Goal of the exercise:
Collect every line that includes the string "äldre".

[Rows from a dataset]
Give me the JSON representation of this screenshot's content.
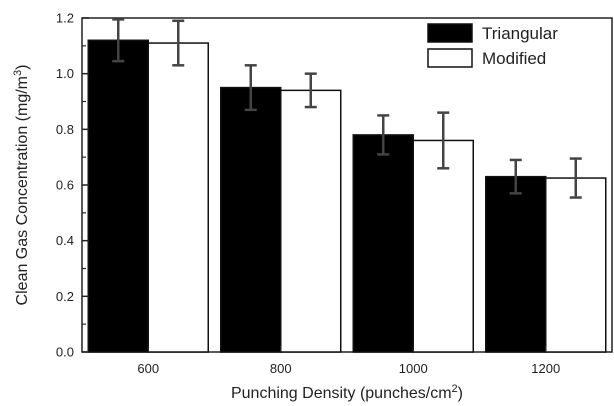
{
  "chart_data": {
    "type": "bar",
    "categories": [
      "600",
      "800",
      "1000",
      "1200"
    ],
    "series": [
      {
        "name": "Triangular",
        "color": "#000000",
        "values": [
          1.12,
          0.95,
          0.78,
          0.63
        ],
        "errors": [
          0.075,
          0.08,
          0.07,
          0.06
        ]
      },
      {
        "name": "Modified",
        "color": "#ffffff",
        "values": [
          1.11,
          0.94,
          0.76,
          0.625
        ],
        "errors": [
          0.08,
          0.06,
          0.1,
          0.07
        ]
      }
    ],
    "xlabel": {
      "main": "Punching Density (punches/cm",
      "sup": "2",
      "end": ")"
    },
    "ylabel": {
      "main": "Clean Gas Concentration (mg/m",
      "sup": "3",
      "end": ")"
    },
    "ylim": [
      0,
      1.2
    ],
    "yticks": [
      "0.0",
      "0.2",
      "0.4",
      "0.6",
      "0.8",
      "1.0",
      "1.2"
    ],
    "grid": false,
    "legend_position": "top-right"
  }
}
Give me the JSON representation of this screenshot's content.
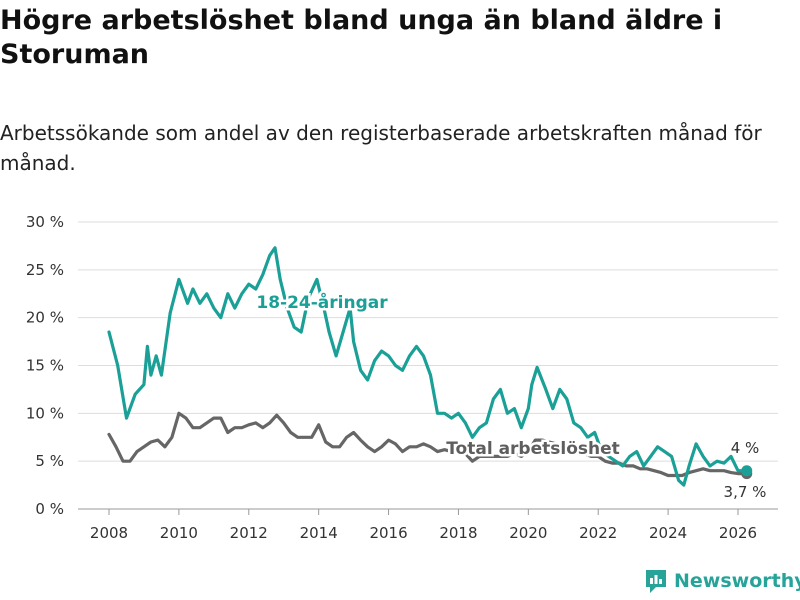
{
  "title": "Högre arbetslöshet bland unga än bland äldre i Storuman",
  "subtitle": "Arbetssökande som andel av den registerbaserade arbetskraften månad för månad.",
  "brand": "Newsworthy",
  "colors": {
    "youth": "#1aa097",
    "total": "#666666",
    "grid": "#dddddd",
    "brand": "#27a39a"
  },
  "chart_data": {
    "type": "line",
    "title": "Högre arbetslöshet bland unga än bland äldre i Storuman",
    "xlabel": "",
    "ylabel": "",
    "xlim": [
      2008,
      2026.25
    ],
    "ylim": [
      0,
      30
    ],
    "y_ticks": [
      0,
      5,
      10,
      15,
      20,
      25,
      30
    ],
    "y_tick_labels": [
      "0 %",
      "5 %",
      "10 %",
      "15 %",
      "20 %",
      "25 %",
      "30 %"
    ],
    "x_ticks": [
      2008,
      2010,
      2012,
      2014,
      2016,
      2018,
      2020,
      2022,
      2024,
      2026
    ],
    "x_tick_labels": [
      "2008",
      "2010",
      "2012",
      "2014",
      "2016",
      "2018",
      "2020",
      "2022",
      "2024",
      "2026"
    ],
    "grid": true,
    "series": [
      {
        "name": "18-24-åringar",
        "label": "18-24-åringar",
        "end_label": "4 %",
        "values": [
          [
            2008.0,
            18.5
          ],
          [
            2008.25,
            15
          ],
          [
            2008.5,
            9.5
          ],
          [
            2008.75,
            12
          ],
          [
            2009.0,
            13
          ],
          [
            2009.1,
            17
          ],
          [
            2009.2,
            14
          ],
          [
            2009.35,
            16
          ],
          [
            2009.5,
            14
          ],
          [
            2009.75,
            20.5
          ],
          [
            2010.0,
            24
          ],
          [
            2010.25,
            21.5
          ],
          [
            2010.4,
            23
          ],
          [
            2010.6,
            21.5
          ],
          [
            2010.8,
            22.5
          ],
          [
            2011.0,
            21
          ],
          [
            2011.2,
            20
          ],
          [
            2011.4,
            22.5
          ],
          [
            2011.6,
            21
          ],
          [
            2011.8,
            22.5
          ],
          [
            2012.0,
            23.5
          ],
          [
            2012.2,
            23
          ],
          [
            2012.4,
            24.5
          ],
          [
            2012.6,
            26.5
          ],
          [
            2012.75,
            27.3
          ],
          [
            2012.9,
            24
          ],
          [
            2013.1,
            21
          ],
          [
            2013.3,
            19
          ],
          [
            2013.5,
            18.5
          ],
          [
            2013.7,
            22
          ],
          [
            2013.95,
            24
          ],
          [
            2014.15,
            21
          ],
          [
            2014.3,
            18.5
          ],
          [
            2014.5,
            16
          ],
          [
            2014.7,
            18.5
          ],
          [
            2014.9,
            21
          ],
          [
            2015.0,
            17.5
          ],
          [
            2015.2,
            14.5
          ],
          [
            2015.4,
            13.5
          ],
          [
            2015.6,
            15.5
          ],
          [
            2015.8,
            16.5
          ],
          [
            2016.0,
            16
          ],
          [
            2016.2,
            15
          ],
          [
            2016.4,
            14.5
          ],
          [
            2016.6,
            16
          ],
          [
            2016.8,
            17
          ],
          [
            2017.0,
            16
          ],
          [
            2017.2,
            14
          ],
          [
            2017.4,
            10
          ],
          [
            2017.6,
            10
          ],
          [
            2017.8,
            9.5
          ],
          [
            2018.0,
            10
          ],
          [
            2018.2,
            9
          ],
          [
            2018.4,
            7.5
          ],
          [
            2018.6,
            8.5
          ],
          [
            2018.8,
            9
          ],
          [
            2019.0,
            11.5
          ],
          [
            2019.2,
            12.5
          ],
          [
            2019.4,
            10
          ],
          [
            2019.6,
            10.5
          ],
          [
            2019.8,
            8.5
          ],
          [
            2020.0,
            10.5
          ],
          [
            2020.1,
            13
          ],
          [
            2020.25,
            14.8
          ],
          [
            2020.5,
            12.5
          ],
          [
            2020.7,
            10.5
          ],
          [
            2020.9,
            12.5
          ],
          [
            2021.1,
            11.5
          ],
          [
            2021.3,
            9
          ],
          [
            2021.5,
            8.5
          ],
          [
            2021.7,
            7.5
          ],
          [
            2021.9,
            8
          ],
          [
            2022.1,
            6
          ],
          [
            2022.3,
            5.5
          ],
          [
            2022.5,
            5
          ],
          [
            2022.7,
            4.5
          ],
          [
            2022.9,
            5.5
          ],
          [
            2023.1,
            6
          ],
          [
            2023.3,
            4.5
          ],
          [
            2023.5,
            5.5
          ],
          [
            2023.7,
            6.5
          ],
          [
            2023.9,
            6
          ],
          [
            2024.1,
            5.5
          ],
          [
            2024.3,
            3
          ],
          [
            2024.45,
            2.5
          ],
          [
            2024.6,
            4.5
          ],
          [
            2024.8,
            6.8
          ],
          [
            2025.0,
            5.5
          ],
          [
            2025.2,
            4.5
          ],
          [
            2025.4,
            5
          ],
          [
            2025.6,
            4.8
          ],
          [
            2025.8,
            5.5
          ],
          [
            2026.0,
            4
          ],
          [
            2026.25,
            4
          ]
        ]
      },
      {
        "name": "Total arbetslöshet",
        "label": "Total arbetslöshet",
        "end_label": "3,7 %",
        "values": [
          [
            2008.0,
            7.8
          ],
          [
            2008.2,
            6.5
          ],
          [
            2008.4,
            5
          ],
          [
            2008.6,
            5
          ],
          [
            2008.8,
            6
          ],
          [
            2009.0,
            6.5
          ],
          [
            2009.2,
            7
          ],
          [
            2009.4,
            7.2
          ],
          [
            2009.6,
            6.5
          ],
          [
            2009.8,
            7.5
          ],
          [
            2010.0,
            10
          ],
          [
            2010.2,
            9.5
          ],
          [
            2010.4,
            8.5
          ],
          [
            2010.6,
            8.5
          ],
          [
            2010.8,
            9
          ],
          [
            2011.0,
            9.5
          ],
          [
            2011.2,
            9.5
          ],
          [
            2011.4,
            8
          ],
          [
            2011.6,
            8.5
          ],
          [
            2011.8,
            8.5
          ],
          [
            2012.0,
            8.8
          ],
          [
            2012.2,
            9
          ],
          [
            2012.4,
            8.5
          ],
          [
            2012.6,
            9
          ],
          [
            2012.8,
            9.8
          ],
          [
            2013.0,
            9
          ],
          [
            2013.2,
            8
          ],
          [
            2013.4,
            7.5
          ],
          [
            2013.6,
            7.5
          ],
          [
            2013.8,
            7.5
          ],
          [
            2014.0,
            8.8
          ],
          [
            2014.2,
            7
          ],
          [
            2014.4,
            6.5
          ],
          [
            2014.6,
            6.5
          ],
          [
            2014.8,
            7.5
          ],
          [
            2015.0,
            8
          ],
          [
            2015.2,
            7.2
          ],
          [
            2015.4,
            6.5
          ],
          [
            2015.6,
            6
          ],
          [
            2015.8,
            6.5
          ],
          [
            2016.0,
            7.2
          ],
          [
            2016.2,
            6.8
          ],
          [
            2016.4,
            6
          ],
          [
            2016.6,
            6.5
          ],
          [
            2016.8,
            6.5
          ],
          [
            2017.0,
            6.8
          ],
          [
            2017.2,
            6.5
          ],
          [
            2017.4,
            6
          ],
          [
            2017.6,
            6.2
          ],
          [
            2017.8,
            6
          ],
          [
            2018.0,
            6
          ],
          [
            2018.2,
            5.8
          ],
          [
            2018.4,
            5
          ],
          [
            2018.6,
            5.5
          ],
          [
            2018.8,
            5.5
          ],
          [
            2019.0,
            5.5
          ],
          [
            2019.2,
            5.5
          ],
          [
            2019.4,
            5.5
          ],
          [
            2019.6,
            5.8
          ],
          [
            2019.8,
            5.5
          ],
          [
            2020.0,
            6
          ],
          [
            2020.2,
            7.2
          ],
          [
            2020.4,
            7.2
          ],
          [
            2020.6,
            7
          ],
          [
            2020.8,
            6.8
          ],
          [
            2021.0,
            6.5
          ],
          [
            2021.2,
            6.5
          ],
          [
            2021.4,
            6
          ],
          [
            2021.6,
            5.8
          ],
          [
            2021.8,
            5.5
          ],
          [
            2022.0,
            5.5
          ],
          [
            2022.2,
            5
          ],
          [
            2022.4,
            4.8
          ],
          [
            2022.6,
            4.8
          ],
          [
            2022.8,
            4.5
          ],
          [
            2023.0,
            4.5
          ],
          [
            2023.2,
            4.2
          ],
          [
            2023.4,
            4.2
          ],
          [
            2023.6,
            4
          ],
          [
            2023.8,
            3.8
          ],
          [
            2024.0,
            3.5
          ],
          [
            2024.2,
            3.5
          ],
          [
            2024.4,
            3.5
          ],
          [
            2024.6,
            3.8
          ],
          [
            2024.8,
            4
          ],
          [
            2025.0,
            4.2
          ],
          [
            2025.2,
            4
          ],
          [
            2025.4,
            4
          ],
          [
            2025.6,
            4
          ],
          [
            2025.8,
            3.8
          ],
          [
            2026.0,
            3.7
          ],
          [
            2026.25,
            3.7
          ]
        ]
      }
    ]
  }
}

Answer for this exercise:
  "title": "Högre arbetslöshet bland unga än bland äldre i Storuman",
    "title": "Högre arbetslöshet bland unga än bland äldre i Storuman",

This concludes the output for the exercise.